» **题目描述**:
把下列全部条目逐行重抄一遍，一字不改，也不增删。
☆ ☆ ☆
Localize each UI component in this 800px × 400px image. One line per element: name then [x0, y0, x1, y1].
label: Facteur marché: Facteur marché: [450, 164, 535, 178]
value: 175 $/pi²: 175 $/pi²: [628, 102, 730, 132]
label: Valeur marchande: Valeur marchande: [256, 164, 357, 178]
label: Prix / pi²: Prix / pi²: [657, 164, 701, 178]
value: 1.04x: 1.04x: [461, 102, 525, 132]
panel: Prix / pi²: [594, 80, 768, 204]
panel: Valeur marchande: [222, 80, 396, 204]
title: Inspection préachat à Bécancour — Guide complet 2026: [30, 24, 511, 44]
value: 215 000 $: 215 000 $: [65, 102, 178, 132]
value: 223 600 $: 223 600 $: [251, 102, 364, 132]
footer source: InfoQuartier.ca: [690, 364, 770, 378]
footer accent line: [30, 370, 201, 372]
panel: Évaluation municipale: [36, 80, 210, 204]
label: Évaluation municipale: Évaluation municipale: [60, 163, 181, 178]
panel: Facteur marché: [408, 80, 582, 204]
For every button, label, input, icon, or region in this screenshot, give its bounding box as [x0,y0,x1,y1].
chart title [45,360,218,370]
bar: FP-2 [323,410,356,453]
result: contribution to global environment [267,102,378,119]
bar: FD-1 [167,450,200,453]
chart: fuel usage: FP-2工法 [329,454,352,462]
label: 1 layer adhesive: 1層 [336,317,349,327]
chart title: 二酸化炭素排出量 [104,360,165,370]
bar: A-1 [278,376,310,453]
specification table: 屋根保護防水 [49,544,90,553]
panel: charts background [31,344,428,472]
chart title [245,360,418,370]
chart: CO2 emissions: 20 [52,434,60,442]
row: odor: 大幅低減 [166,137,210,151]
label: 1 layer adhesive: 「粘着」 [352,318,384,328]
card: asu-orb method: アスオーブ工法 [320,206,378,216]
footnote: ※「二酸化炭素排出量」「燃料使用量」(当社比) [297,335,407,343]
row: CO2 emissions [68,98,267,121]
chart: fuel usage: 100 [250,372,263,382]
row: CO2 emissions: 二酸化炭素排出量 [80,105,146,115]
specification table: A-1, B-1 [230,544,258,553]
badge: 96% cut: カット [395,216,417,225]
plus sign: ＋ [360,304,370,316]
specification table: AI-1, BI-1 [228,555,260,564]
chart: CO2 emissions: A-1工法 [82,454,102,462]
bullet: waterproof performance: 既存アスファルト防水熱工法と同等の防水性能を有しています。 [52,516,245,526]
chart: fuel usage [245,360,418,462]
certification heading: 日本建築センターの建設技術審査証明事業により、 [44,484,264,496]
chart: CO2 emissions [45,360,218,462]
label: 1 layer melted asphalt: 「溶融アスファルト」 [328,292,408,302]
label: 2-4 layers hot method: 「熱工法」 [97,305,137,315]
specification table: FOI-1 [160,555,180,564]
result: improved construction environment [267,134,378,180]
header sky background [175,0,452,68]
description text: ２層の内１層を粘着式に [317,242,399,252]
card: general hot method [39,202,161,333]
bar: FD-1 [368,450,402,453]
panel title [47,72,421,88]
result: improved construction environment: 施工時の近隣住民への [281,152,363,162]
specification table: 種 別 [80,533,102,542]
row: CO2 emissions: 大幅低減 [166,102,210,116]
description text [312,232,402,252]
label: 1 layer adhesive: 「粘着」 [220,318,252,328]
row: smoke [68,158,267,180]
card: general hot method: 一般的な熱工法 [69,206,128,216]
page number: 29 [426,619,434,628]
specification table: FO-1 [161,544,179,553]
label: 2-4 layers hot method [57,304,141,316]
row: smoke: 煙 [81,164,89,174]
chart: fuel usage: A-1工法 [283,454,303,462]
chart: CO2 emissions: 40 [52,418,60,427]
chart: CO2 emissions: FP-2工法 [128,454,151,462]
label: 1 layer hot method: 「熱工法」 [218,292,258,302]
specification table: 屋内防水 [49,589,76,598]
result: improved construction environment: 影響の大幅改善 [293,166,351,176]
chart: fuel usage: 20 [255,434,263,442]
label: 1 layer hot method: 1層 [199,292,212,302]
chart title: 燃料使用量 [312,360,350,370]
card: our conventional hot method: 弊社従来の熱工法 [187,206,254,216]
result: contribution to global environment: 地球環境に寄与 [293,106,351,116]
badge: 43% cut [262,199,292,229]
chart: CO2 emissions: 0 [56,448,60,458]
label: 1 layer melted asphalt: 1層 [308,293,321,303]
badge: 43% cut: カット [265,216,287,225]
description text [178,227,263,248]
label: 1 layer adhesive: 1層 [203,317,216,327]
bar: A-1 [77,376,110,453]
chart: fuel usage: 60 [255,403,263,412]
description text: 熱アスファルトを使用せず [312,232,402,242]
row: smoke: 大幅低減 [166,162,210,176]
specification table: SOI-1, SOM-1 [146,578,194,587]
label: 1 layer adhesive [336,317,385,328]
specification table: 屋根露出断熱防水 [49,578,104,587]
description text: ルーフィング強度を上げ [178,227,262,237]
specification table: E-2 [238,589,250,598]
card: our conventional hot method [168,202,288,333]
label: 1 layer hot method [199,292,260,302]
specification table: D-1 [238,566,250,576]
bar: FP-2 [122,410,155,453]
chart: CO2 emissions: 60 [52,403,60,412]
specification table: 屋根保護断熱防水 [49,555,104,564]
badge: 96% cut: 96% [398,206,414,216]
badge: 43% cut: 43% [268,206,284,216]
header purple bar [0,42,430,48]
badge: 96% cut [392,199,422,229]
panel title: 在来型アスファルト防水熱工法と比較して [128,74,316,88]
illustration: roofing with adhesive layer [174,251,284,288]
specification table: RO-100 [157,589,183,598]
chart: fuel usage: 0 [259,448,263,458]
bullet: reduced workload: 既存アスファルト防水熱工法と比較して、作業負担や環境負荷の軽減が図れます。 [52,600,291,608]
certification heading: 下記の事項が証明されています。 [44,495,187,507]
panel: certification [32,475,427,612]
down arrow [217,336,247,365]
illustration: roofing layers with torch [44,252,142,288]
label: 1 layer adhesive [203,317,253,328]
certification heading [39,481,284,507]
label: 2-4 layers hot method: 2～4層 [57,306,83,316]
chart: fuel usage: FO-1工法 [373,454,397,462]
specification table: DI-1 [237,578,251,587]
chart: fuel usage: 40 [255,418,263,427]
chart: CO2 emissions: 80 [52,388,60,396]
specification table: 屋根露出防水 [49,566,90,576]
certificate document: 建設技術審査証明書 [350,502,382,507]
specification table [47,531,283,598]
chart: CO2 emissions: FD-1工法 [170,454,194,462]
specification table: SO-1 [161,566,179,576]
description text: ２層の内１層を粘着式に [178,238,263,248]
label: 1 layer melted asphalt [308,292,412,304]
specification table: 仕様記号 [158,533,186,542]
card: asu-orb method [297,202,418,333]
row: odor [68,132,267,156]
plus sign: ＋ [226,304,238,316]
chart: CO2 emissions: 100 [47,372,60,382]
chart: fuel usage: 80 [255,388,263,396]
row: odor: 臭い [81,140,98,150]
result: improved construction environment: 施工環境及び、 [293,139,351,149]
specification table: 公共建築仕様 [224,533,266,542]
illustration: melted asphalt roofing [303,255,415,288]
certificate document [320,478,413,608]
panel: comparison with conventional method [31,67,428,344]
☆ ☆ ☆
» **参考解答**:
Localize each UI component in this 800px × 400px image. One line per element: name then [x0, y0, x1, y1].
label: Facteur marché: Facteur marché: [450, 164, 535, 178]
value: 175 $/pi²: 175 $/pi²: [628, 102, 730, 132]
label: Valeur marchande: Valeur marchande: [256, 164, 357, 178]
label: Prix / pi²: Prix / pi²: [657, 164, 701, 178]
value: 1.04x: 1.04x: [461, 102, 525, 132]
panel: Prix / pi²: [594, 80, 768, 204]
panel: Valeur marchande: [222, 80, 396, 204]
title: Inspection préachat à Bécancour — Guide complet 2026: [30, 24, 511, 44]
value: 215 000 $: 215 000 $: [65, 102, 178, 132]
value: 223 600 $: 223 600 $: [251, 102, 364, 132]
footer source: InfoQuartier.ca: [690, 364, 770, 378]
footer accent line: [30, 370, 201, 372]
panel: Évaluation municipale: [36, 80, 210, 204]
label: Évaluation municipale: Évaluation municipale: [60, 163, 181, 178]
panel: Facteur marché: [408, 80, 582, 204]
For every button, label, input, icon, or region in this screenshot, give its bounding box as [x0,y0,x1,y1].
chart title [45,360,218,370]
bar: FP-2 [323,410,356,453]
result: contribution to global environment [267,102,378,119]
bar: FD-1 [167,450,200,453]
chart: fuel usage: FP-2工法 [329,454,352,462]
label: 1 layer adhesive: 1層 [336,317,349,327]
chart title: 二酸化炭素排出量 [104,360,165,370]
bar: A-1 [278,376,310,453]
specification table: 屋根保護防水 [49,544,90,553]
panel: charts background [31,344,428,472]
chart title [245,360,418,370]
chart: CO2 emissions: 20 [52,434,60,442]
row: odor: 大幅低減 [166,137,210,151]
label: 1 layer adhesive: 「粘着」 [352,318,384,328]
card: asu-orb method: アスオーブ工法 [320,206,378,216]
footnote: ※「二酸化炭素排出量」「燃料使用量」(当社比) [297,335,407,343]
row: CO2 emissions [68,98,267,121]
chart: fuel usage: 100 [250,372,263,382]
row: CO2 emissions: 二酸化炭素排出量 [80,105,146,115]
specification table: A-1, B-1 [230,544,258,553]
badge: 96% cut: カット [395,216,417,225]
plus sign: ＋ [360,304,370,316]
specification table: AI-1, BI-1 [228,555,260,564]
chart: CO2 emissions: A-1工法 [82,454,102,462]
bullet: waterproof performance: 既存アスファルト防水熱工法と同等の防水性能を有しています。 [52,516,245,526]
chart: fuel usage [245,360,418,462]
certification heading: 日本建築センターの建設技術審査証明事業により、 [44,484,264,496]
chart: CO2 emissions [45,360,218,462]
label: 1 layer melted asphalt: 「溶融アスファルト」 [328,292,408,302]
label: 2-4 layers hot method: 「熱工法」 [97,305,137,315]
specification table: FOI-1 [160,555,180,564]
result: improved construction environment [267,134,378,180]
header sky background [175,0,452,68]
description text: ２層の内１層を粘着式に [317,242,399,252]
card: general hot method [39,202,161,333]
bar: FD-1 [368,450,402,453]
panel title [47,72,421,88]
result: improved construction environment: 施工時の近隣住民への [281,152,363,162]
specification table: 種 別 [80,533,102,542]
row: CO2 emissions: 大幅低減 [166,102,210,116]
description text [312,232,402,252]
label: 1 layer adhesive: 「粘着」 [220,318,252,328]
row: smoke [68,158,267,180]
card: general hot method: 一般的な熱工法 [69,206,128,216]
page number: 29 [426,619,434,628]
specification table: FO-1 [161,544,179,553]
label: 2-4 layers hot method [57,304,141,316]
row: smoke: 煙 [81,164,89,174]
chart: fuel usage: A-1工法 [283,454,303,462]
chart: CO2 emissions: 40 [52,418,60,427]
chart: CO2 emissions: FP-2工法 [128,454,151,462]
label: 1 layer hot method: 「熱工法」 [218,292,258,302]
specification table: 屋内防水 [49,589,76,598]
result: improved construction environment: 影響の大幅改善 [293,166,351,176]
chart: fuel usage: 20 [255,434,263,442]
label: 1 layer hot method: 1層 [199,292,212,302]
chart title: 燃料使用量 [312,360,350,370]
card: our conventional hot method: 弊社従来の熱工法 [187,206,254,216]
result: contribution to global environment: 地球環境に寄与 [293,106,351,116]
badge: 43% cut [262,199,292,229]
chart: CO2 emissions: 0 [56,448,60,458]
label: 1 layer melted asphalt: 1層 [308,293,321,303]
badge: 43% cut: カット [265,216,287,225]
description text [178,227,263,248]
label: 1 layer adhesive: 1層 [203,317,216,327]
bar: A-1 [77,376,110,453]
chart: fuel usage: 60 [255,403,263,412]
description text: 熱アスファルトを使用せず [312,232,402,242]
row: smoke: 大幅低減 [166,162,210,176]
specification table: SOI-1, SOM-1 [146,578,194,587]
label: 1 layer adhesive [336,317,385,328]
specification table: 屋根露出断熱防水 [49,578,104,587]
description text: ルーフィング強度を上げ [178,227,262,237]
specification table: E-2 [238,589,250,598]
card: our conventional hot method [168,202,288,333]
label: 1 layer hot method [199,292,260,302]
specification table: D-1 [238,566,250,576]
bar: FP-2 [122,410,155,453]
chart: CO2 emissions: 60 [52,403,60,412]
specification table: 屋根保護断熱防水 [49,555,104,564]
badge: 96% cut: 96% [398,206,414,216]
badge: 43% cut: 43% [268,206,284,216]
header purple bar [0,42,430,48]
badge: 96% cut [392,199,422,229]
panel title: 在来型アスファルト防水熱工法と比較して [128,74,316,88]
illustration: roofing with adhesive layer [174,251,284,288]
specification table: RO-100 [157,589,183,598]
chart: fuel usage: 0 [259,448,263,458]
bullet: reduced workload: 既存アスファルト防水熱工法と比較して、作業負担や環境負荷の軽減が図れます。 [52,600,291,608]
certification heading: 下記の事項が証明されています。 [44,495,187,507]
panel: certification [32,475,427,612]
down arrow [217,336,247,365]
illustration: roofing layers with torch [44,252,142,288]
label: 1 layer adhesive [203,317,253,328]
certification heading [39,481,284,507]
label: 2-4 layers hot method: 2～4層 [57,306,83,316]
chart: fuel usage: FO-1工法 [373,454,397,462]
specification table: DI-1 [237,578,251,587]
chart: fuel usage: 40 [255,418,263,427]
chart: CO2 emissions: 80 [52,388,60,396]
specification table: 屋根露出防水 [49,566,90,576]
certificate document: 建設技術審査証明書 [350,502,382,507]
specification table [47,531,283,598]
chart: CO2 emissions: FD-1工法 [170,454,194,462]
specification table: SO-1 [161,566,179,576]
description text: ２層の内１層を粘着式に [178,238,263,248]
label: 1 layer melted asphalt [308,292,412,304]
specification table: 仕様記号 [158,533,186,542]
card: asu-orb method [297,202,418,333]
row: odor [68,132,267,156]
plus sign: ＋ [226,304,238,316]
chart: CO2 emissions: 100 [47,372,60,382]
chart: fuel usage: 80 [255,388,263,396]
row: odor: 臭い [81,140,98,150]
result: improved construction environment: 施工環境及び、 [293,139,351,149]
specification table: 公共建築仕様 [224,533,266,542]
illustration: melted asphalt roofing [303,255,415,288]
certificate document [320,478,413,608]
panel: comparison with conventional method [31,67,428,344]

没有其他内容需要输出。